What the task requires: Output all the entries word for word. Omit the pictures.

Records to process:

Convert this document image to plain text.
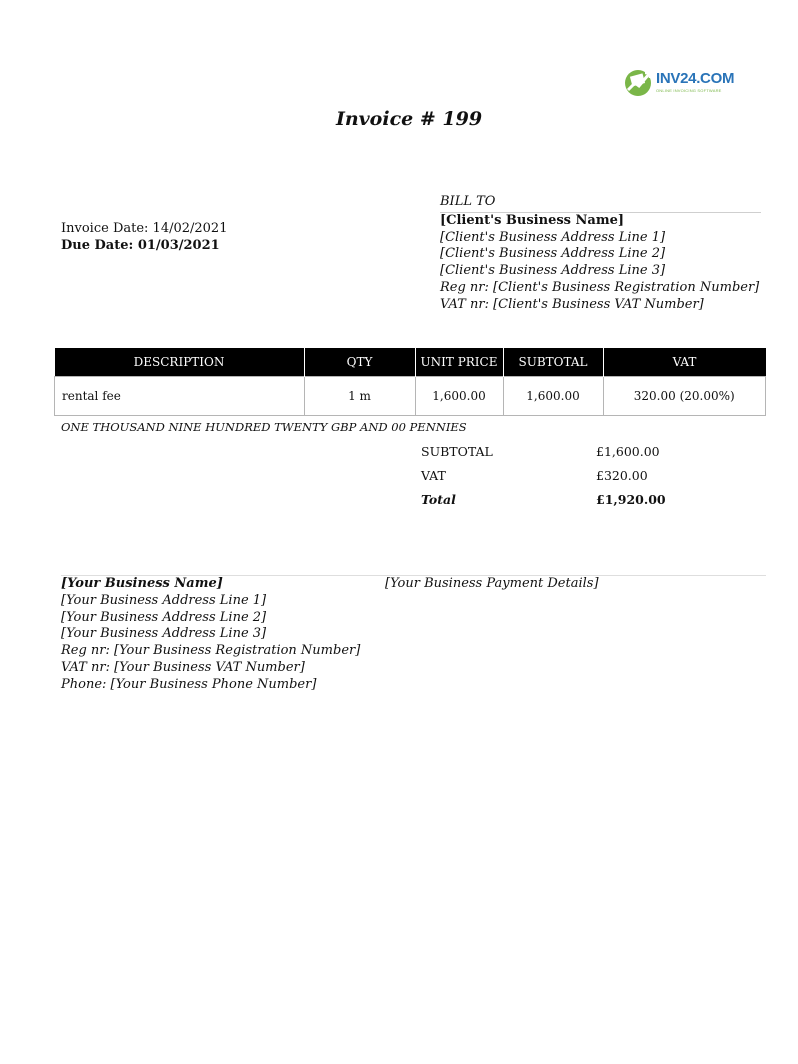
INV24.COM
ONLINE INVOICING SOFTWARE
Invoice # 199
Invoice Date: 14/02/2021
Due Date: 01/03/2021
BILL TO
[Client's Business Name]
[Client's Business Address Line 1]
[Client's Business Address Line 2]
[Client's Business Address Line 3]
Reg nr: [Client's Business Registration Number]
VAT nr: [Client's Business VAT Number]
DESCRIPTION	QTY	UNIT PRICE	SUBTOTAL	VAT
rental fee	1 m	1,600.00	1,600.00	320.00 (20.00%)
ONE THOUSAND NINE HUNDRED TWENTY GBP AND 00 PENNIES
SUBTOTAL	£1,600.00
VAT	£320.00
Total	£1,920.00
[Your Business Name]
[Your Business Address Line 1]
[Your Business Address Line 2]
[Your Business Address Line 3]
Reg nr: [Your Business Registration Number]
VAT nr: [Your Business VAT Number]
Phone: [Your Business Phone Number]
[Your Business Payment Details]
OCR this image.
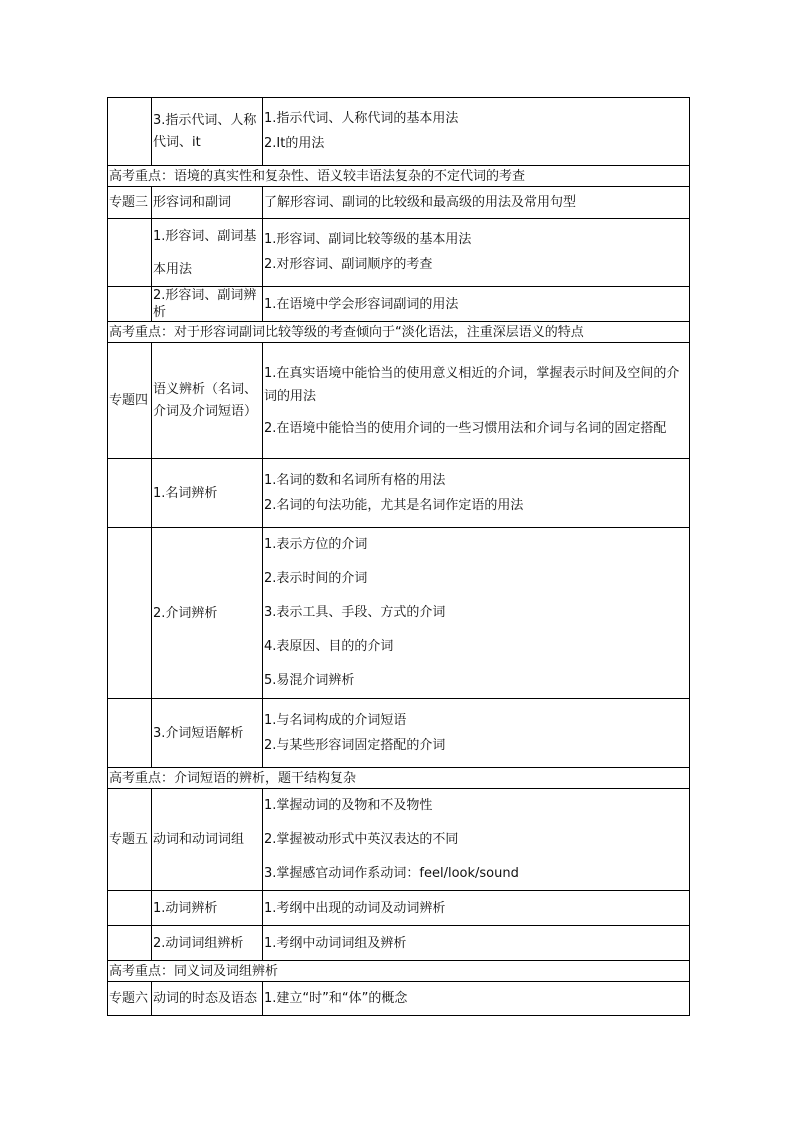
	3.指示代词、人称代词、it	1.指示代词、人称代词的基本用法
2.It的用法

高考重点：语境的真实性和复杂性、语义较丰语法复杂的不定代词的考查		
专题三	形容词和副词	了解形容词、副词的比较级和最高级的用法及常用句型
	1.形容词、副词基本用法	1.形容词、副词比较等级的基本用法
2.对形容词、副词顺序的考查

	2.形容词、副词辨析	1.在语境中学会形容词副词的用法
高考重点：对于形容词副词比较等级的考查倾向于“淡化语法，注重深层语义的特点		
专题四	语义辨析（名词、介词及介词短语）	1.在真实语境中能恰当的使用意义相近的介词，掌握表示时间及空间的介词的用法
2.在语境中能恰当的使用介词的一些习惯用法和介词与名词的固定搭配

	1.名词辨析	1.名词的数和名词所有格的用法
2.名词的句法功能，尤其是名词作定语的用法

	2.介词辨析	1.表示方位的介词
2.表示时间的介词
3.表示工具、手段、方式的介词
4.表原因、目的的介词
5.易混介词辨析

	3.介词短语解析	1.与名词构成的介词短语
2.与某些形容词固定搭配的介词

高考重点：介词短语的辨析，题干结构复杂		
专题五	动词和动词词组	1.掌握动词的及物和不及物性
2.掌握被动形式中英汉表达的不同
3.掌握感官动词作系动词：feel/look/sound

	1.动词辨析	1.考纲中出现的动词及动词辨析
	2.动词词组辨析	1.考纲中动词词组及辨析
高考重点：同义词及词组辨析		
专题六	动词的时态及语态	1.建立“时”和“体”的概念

Expected answer:
Convert this document image to plain text.
INV24.COM
ONLINE INVOICING SOFTWARE
Invoice # 199
Invoice Date: 14/02/2021
Due Date: 01/03/2021
BILL TO
[Client's Business Name]
[Client's Business Address Line 1]
[Client's Business Address Line 2]
[Client's Business Address Line 3]
Reg nr: [Client's Business Registration Number]
VAT nr: [Client's Business VAT Number]
DESCRIPTION	QTY	UNIT PRICE	SUBTOTAL	VAT
rental fee	1 m	1,600.00	1,600.00	320.00 (20.00%)
ONE THOUSAND NINE HUNDRED TWENTY GBP AND 00 PENNIES
SUBTOTAL	£1,600.00
VAT	£320.00
Total	£1,920.00
[Your Business Name]
[Your Business Address Line 1]
[Your Business Address Line 2]
[Your Business Address Line 3]
Reg nr: [Your Business Registration Number]
VAT nr: [Your Business VAT Number]
Phone: [Your Business Phone Number]
[Your Business Payment Details]
OCR this image.
	3.指示代词、人称代词、it	1.指示代词、人称代词的基本用法
2.It的用法

高考重点：语境的真实性和复杂性、语义较丰语法复杂的不定代词的考查		
专题三	形容词和副词	了解形容词、副词的比较级和最高级的用法及常用句型
	1.形容词、副词基本用法	1.形容词、副词比较等级的基本用法
2.对形容词、副词顺序的考查

	2.形容词、副词辨析	1.在语境中学会形容词副词的用法
高考重点：对于形容词副词比较等级的考查倾向于“淡化语法，注重深层语义的特点		
专题四	语义辨析（名词、介词及介词短语）	1.在真实语境中能恰当的使用意义相近的介词，掌握表示时间及空间的介词的用法
2.在语境中能恰当的使用介词的一些习惯用法和介词与名词的固定搭配

	1.名词辨析	1.名词的数和名词所有格的用法
2.名词的句法功能，尤其是名词作定语的用法

	2.介词辨析	1.表示方位的介词
2.表示时间的介词
3.表示工具、手段、方式的介词
4.表原因、目的的介词
5.易混介词辨析

	3.介词短语解析	1.与名词构成的介词短语
2.与某些形容词固定搭配的介词

高考重点：介词短语的辨析，题干结构复杂		
专题五	动词和动词词组	1.掌握动词的及物和不及物性
2.掌握被动形式中英汉表达的不同
3.掌握感官动词作系动词：feel/look/sound

	1.动词辨析	1.考纲中出现的动词及动词辨析
	2.动词词组辨析	1.考纲中动词词组及辨析
高考重点：同义词及词组辨析		
专题六	动词的时态及语态	1.建立“时”和“体”的概念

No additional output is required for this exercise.